>> begin Data

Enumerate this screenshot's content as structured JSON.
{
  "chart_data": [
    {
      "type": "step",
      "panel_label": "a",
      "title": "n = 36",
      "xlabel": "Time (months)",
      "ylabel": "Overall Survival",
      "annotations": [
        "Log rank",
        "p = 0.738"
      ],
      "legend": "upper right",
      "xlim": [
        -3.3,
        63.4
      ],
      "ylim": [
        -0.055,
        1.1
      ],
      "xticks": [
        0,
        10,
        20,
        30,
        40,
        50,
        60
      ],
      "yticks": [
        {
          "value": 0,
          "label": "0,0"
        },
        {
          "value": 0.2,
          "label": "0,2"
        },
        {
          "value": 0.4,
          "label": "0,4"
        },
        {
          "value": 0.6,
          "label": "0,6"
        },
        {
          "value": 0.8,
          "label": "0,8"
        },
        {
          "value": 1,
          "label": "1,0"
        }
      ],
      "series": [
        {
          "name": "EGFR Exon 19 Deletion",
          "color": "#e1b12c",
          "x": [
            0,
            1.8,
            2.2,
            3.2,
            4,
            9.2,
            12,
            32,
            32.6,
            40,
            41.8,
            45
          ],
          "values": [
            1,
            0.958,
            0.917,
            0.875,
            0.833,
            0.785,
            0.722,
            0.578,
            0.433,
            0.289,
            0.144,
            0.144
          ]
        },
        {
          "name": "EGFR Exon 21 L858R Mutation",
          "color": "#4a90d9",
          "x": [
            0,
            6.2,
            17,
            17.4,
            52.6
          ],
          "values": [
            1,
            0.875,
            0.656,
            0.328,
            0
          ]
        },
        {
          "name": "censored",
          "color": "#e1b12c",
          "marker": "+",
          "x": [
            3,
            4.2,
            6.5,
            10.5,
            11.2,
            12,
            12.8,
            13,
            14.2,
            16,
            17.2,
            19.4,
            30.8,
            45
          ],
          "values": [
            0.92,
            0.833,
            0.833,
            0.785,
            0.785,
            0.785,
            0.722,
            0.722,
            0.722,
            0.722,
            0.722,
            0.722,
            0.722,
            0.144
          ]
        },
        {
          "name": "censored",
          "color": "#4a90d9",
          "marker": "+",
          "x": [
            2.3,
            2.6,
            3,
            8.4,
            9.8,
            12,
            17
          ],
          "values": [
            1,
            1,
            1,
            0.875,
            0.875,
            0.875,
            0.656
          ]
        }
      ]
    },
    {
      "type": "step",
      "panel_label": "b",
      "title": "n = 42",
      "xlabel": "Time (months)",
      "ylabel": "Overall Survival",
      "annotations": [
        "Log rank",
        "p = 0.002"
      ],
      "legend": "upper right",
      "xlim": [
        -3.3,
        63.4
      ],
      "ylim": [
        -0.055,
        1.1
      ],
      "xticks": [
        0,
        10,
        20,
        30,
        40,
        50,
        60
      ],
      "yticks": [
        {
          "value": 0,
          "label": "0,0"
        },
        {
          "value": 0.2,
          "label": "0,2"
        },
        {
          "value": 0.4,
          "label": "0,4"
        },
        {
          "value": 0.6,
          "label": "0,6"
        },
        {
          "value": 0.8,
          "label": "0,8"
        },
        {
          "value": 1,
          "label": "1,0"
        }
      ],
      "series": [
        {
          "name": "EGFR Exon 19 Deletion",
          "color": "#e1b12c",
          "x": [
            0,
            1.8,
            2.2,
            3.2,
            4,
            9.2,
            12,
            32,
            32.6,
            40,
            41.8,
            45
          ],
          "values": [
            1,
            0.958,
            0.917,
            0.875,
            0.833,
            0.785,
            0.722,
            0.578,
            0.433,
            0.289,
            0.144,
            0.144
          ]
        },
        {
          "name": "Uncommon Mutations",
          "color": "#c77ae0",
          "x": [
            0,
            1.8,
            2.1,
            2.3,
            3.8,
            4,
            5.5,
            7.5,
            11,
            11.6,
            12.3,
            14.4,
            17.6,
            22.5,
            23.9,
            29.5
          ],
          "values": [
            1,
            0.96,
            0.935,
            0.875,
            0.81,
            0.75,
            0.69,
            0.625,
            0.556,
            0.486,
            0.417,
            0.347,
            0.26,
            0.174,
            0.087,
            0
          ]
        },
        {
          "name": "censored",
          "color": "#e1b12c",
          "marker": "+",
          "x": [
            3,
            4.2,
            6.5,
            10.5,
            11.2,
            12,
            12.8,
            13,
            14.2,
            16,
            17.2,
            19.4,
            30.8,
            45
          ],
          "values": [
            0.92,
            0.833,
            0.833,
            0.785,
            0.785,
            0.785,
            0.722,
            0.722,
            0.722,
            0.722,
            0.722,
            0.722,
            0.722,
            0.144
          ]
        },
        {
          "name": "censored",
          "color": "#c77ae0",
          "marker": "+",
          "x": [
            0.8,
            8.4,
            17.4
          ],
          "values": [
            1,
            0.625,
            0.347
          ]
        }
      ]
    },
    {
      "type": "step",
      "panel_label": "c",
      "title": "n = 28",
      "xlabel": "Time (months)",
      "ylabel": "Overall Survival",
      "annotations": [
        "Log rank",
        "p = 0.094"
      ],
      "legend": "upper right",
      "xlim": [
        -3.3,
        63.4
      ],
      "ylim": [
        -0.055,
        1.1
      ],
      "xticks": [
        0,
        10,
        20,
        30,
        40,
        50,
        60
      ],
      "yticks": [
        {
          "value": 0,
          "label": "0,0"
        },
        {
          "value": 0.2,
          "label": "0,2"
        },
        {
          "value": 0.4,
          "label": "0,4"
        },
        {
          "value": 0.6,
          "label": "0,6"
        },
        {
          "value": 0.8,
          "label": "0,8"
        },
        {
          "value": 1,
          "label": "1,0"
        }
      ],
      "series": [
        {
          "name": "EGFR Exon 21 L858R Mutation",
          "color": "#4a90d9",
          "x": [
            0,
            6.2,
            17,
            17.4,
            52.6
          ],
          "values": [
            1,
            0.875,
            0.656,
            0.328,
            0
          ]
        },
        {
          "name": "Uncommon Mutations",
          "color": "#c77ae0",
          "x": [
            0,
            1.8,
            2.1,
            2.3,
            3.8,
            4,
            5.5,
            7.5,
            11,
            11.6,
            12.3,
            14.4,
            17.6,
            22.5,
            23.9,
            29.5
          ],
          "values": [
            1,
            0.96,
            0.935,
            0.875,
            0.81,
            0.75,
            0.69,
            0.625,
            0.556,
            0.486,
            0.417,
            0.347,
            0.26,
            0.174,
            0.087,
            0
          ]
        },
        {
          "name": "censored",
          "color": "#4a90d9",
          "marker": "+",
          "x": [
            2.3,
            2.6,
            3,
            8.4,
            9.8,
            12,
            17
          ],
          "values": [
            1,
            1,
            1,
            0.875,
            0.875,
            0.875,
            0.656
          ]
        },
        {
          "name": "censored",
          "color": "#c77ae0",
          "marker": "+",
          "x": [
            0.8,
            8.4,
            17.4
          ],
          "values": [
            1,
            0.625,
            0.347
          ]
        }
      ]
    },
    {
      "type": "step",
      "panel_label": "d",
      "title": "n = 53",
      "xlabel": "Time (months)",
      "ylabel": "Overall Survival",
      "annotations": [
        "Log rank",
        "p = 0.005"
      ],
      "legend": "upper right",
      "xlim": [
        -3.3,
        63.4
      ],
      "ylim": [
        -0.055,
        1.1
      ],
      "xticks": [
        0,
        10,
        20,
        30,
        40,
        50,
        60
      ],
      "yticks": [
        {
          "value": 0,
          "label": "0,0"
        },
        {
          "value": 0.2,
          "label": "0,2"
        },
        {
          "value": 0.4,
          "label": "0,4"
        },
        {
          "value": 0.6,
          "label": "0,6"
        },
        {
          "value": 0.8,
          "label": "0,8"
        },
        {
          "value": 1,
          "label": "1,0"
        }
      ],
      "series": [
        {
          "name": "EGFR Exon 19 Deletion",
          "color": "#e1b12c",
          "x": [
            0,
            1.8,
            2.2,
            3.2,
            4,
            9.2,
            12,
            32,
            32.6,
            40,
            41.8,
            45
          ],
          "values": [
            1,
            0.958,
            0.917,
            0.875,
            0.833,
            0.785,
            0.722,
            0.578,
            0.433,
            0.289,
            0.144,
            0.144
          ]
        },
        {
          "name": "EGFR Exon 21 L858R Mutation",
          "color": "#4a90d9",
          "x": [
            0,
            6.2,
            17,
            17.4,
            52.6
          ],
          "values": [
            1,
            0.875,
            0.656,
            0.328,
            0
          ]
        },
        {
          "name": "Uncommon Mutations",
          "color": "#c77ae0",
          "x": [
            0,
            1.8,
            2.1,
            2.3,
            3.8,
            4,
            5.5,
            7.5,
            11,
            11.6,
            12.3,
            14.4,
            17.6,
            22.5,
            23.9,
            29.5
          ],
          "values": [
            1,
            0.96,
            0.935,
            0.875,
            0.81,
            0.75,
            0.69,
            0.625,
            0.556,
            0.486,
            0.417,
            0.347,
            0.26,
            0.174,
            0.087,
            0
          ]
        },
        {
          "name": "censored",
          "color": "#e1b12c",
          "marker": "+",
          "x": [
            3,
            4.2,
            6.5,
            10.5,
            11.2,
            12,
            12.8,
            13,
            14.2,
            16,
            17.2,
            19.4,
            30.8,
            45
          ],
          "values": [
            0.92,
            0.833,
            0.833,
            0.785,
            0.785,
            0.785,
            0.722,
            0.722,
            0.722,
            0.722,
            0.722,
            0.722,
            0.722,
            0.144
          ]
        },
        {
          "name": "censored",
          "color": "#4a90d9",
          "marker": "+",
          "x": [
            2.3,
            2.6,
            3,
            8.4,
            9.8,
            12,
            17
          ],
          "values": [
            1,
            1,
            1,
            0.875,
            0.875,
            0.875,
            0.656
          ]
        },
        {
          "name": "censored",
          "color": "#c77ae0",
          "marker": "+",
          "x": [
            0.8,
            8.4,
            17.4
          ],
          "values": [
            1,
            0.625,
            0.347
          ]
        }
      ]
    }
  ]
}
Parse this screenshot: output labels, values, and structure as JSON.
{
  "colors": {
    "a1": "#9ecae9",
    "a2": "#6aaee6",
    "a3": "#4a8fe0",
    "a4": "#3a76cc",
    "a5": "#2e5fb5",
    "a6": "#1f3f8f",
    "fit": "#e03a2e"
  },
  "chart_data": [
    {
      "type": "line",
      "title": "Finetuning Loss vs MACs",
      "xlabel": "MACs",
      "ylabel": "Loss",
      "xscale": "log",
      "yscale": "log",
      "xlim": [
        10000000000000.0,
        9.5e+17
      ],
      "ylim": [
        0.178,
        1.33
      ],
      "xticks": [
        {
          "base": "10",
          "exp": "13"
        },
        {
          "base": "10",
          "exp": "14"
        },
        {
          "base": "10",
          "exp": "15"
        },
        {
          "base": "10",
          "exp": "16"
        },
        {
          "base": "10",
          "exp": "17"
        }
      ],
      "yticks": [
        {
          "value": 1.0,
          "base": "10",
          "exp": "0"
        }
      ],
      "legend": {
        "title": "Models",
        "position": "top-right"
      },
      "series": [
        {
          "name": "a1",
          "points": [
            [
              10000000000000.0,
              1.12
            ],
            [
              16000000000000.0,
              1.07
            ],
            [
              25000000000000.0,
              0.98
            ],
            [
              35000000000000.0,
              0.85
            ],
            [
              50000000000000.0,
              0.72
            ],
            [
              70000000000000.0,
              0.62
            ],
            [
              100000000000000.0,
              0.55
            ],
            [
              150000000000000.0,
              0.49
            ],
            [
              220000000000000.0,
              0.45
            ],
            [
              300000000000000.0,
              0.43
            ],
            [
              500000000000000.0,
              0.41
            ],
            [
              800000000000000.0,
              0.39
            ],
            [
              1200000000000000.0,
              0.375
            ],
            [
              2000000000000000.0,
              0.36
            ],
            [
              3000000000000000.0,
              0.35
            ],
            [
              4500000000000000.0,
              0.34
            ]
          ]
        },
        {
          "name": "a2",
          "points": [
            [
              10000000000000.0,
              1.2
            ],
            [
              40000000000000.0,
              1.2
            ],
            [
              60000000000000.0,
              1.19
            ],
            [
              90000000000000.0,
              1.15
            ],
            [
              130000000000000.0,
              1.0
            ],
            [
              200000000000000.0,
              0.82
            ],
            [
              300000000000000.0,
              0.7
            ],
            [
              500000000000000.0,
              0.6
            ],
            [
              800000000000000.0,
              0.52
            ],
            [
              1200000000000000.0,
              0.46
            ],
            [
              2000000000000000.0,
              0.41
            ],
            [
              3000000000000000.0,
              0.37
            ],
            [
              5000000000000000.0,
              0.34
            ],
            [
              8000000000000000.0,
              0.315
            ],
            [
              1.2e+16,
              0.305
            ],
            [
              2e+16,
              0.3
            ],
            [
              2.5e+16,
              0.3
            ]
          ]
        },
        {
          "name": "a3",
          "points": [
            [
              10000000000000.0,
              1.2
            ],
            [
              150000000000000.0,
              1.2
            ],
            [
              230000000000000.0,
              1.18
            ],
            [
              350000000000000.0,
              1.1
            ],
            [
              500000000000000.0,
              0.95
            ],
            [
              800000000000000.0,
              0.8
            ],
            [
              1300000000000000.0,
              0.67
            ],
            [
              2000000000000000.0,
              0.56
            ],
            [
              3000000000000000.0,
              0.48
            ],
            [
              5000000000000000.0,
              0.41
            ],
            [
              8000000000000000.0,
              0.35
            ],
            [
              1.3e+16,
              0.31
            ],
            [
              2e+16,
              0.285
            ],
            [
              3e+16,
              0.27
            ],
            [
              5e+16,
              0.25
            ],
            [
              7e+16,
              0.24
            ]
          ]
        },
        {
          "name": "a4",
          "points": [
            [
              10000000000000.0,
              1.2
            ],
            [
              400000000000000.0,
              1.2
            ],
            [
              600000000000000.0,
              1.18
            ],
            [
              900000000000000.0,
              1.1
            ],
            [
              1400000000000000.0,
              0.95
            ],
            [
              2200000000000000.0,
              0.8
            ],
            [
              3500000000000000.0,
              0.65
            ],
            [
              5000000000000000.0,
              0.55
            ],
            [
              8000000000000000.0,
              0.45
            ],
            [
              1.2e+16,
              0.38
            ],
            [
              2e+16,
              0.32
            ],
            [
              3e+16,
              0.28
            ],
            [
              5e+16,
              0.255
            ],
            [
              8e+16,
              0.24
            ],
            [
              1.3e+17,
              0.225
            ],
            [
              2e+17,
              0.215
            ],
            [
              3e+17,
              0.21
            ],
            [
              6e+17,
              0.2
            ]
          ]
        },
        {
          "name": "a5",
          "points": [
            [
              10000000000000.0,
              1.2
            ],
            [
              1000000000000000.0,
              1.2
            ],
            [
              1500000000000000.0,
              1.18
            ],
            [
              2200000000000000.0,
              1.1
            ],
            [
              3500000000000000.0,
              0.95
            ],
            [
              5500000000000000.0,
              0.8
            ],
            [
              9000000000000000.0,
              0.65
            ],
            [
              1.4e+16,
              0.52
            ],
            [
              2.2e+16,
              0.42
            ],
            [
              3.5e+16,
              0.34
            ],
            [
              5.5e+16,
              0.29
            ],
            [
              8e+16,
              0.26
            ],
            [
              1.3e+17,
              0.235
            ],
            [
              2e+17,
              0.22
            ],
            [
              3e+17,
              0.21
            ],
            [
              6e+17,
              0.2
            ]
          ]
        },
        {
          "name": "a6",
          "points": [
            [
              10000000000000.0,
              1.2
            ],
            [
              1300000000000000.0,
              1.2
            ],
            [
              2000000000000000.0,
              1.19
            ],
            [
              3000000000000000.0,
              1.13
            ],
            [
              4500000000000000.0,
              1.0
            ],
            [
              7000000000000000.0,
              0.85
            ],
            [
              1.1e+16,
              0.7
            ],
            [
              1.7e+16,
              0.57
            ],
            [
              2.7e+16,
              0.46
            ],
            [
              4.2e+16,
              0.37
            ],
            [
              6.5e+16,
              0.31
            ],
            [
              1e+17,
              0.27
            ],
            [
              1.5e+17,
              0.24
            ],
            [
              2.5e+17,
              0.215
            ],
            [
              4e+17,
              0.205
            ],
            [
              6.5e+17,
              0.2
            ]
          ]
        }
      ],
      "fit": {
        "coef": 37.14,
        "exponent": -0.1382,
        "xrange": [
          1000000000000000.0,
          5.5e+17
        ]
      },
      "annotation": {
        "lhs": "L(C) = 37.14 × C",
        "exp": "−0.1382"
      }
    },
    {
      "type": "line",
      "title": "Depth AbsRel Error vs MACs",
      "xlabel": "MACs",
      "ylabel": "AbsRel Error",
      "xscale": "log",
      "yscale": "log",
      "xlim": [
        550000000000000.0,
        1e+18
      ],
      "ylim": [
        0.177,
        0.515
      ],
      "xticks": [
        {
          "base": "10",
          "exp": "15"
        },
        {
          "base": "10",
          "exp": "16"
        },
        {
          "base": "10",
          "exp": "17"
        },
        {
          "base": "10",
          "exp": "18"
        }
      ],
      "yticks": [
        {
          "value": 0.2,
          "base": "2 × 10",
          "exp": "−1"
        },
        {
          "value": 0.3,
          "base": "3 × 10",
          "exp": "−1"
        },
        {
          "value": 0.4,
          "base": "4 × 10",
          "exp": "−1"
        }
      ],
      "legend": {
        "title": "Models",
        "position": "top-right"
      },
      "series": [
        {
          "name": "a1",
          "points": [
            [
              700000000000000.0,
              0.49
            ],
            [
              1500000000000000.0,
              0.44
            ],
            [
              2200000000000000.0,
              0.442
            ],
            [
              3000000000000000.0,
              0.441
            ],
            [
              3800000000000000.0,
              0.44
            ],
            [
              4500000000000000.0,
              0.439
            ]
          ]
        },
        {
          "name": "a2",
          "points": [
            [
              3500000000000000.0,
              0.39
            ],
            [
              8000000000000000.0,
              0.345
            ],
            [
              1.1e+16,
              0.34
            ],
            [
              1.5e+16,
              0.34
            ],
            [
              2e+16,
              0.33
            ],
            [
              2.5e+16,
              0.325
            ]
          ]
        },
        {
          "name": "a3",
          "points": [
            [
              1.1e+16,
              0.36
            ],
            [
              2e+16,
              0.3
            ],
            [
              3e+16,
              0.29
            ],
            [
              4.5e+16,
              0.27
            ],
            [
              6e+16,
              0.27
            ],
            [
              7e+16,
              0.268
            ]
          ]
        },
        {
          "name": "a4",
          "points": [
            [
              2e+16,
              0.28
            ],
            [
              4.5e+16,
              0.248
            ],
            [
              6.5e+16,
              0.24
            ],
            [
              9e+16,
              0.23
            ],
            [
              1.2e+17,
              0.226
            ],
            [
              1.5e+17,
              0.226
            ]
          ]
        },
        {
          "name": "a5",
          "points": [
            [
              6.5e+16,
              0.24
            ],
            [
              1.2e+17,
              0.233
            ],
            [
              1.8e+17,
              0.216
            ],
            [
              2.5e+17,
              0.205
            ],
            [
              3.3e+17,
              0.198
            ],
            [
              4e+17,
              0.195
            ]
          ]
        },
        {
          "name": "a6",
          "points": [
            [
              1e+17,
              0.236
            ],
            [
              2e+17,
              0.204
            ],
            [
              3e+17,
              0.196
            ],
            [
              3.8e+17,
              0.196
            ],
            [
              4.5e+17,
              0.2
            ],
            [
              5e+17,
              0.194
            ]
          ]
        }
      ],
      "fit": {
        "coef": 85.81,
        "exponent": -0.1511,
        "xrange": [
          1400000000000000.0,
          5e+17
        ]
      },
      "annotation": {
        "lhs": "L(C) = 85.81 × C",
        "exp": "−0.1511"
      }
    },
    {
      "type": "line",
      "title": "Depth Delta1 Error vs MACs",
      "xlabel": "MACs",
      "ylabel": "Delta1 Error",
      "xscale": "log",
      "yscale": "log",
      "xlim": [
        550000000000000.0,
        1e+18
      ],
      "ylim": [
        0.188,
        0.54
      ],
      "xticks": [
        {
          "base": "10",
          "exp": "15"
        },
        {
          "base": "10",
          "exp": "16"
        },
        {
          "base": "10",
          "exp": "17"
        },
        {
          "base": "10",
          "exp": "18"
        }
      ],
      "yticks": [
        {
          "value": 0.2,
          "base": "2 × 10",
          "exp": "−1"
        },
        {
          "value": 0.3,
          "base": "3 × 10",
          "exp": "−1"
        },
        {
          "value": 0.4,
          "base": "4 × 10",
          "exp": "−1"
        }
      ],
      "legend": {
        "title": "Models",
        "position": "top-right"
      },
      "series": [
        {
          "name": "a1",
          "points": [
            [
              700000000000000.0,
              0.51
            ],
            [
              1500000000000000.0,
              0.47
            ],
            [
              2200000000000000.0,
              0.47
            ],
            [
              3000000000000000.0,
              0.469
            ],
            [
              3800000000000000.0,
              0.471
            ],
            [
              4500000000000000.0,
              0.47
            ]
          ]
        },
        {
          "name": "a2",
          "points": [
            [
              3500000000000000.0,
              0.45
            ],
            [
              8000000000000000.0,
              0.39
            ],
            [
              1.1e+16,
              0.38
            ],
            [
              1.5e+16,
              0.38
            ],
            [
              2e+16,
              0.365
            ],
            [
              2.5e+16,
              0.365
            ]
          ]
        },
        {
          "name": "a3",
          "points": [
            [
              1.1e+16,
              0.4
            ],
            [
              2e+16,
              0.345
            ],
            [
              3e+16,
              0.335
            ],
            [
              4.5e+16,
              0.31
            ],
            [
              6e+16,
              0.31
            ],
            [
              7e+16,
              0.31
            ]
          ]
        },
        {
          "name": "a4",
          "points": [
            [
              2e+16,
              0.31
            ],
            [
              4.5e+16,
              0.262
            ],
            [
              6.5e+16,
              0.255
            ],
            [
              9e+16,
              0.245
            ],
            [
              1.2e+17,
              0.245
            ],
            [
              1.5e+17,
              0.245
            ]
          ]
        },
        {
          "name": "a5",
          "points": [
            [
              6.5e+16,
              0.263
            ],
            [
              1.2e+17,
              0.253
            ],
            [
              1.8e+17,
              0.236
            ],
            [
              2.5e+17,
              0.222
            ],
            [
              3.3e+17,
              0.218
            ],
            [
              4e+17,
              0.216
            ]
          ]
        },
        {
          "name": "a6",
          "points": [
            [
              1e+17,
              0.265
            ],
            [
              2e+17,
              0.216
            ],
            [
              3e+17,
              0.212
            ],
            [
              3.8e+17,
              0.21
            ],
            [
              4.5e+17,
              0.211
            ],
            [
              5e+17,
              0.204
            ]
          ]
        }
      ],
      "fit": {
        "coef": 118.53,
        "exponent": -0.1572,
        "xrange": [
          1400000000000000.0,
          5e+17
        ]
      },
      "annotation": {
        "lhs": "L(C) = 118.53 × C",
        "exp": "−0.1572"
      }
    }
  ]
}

>> end Data

Written request → What is the number of lines in the data holding the word "this"? Reply with that number only.

Exercise answer → 2